Written exercise - For each line below that contains the string "graph", copy that line.
-- BEGIN Data supplied --
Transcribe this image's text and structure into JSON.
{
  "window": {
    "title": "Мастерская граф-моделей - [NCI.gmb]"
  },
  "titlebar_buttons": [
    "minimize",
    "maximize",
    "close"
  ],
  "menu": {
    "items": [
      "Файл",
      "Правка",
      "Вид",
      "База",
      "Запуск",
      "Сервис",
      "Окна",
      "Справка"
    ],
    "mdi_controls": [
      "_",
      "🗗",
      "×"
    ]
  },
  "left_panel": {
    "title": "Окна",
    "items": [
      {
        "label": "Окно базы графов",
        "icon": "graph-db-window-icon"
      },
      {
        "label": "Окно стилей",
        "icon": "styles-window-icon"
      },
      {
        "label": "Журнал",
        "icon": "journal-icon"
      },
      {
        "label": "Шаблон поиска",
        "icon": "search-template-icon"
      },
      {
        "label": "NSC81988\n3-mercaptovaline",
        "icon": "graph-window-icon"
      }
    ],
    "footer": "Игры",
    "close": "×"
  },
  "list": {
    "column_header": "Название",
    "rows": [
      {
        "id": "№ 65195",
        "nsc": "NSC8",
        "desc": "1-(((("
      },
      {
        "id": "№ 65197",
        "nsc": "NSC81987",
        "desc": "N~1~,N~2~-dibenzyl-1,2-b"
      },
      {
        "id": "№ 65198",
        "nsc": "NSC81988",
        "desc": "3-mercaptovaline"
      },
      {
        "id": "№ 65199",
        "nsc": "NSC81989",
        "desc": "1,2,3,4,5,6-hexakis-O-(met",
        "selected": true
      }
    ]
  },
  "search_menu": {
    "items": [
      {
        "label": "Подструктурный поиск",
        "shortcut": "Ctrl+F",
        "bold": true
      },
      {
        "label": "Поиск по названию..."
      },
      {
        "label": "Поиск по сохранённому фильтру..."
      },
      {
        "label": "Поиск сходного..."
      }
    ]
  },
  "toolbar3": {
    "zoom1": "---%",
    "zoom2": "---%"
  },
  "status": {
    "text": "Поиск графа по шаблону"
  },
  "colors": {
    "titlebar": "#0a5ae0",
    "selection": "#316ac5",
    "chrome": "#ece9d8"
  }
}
-- END Data supplied --
Answer to this exercise -
        "icon": "graph-db-window-icon"
        "icon": "graph-window-icon"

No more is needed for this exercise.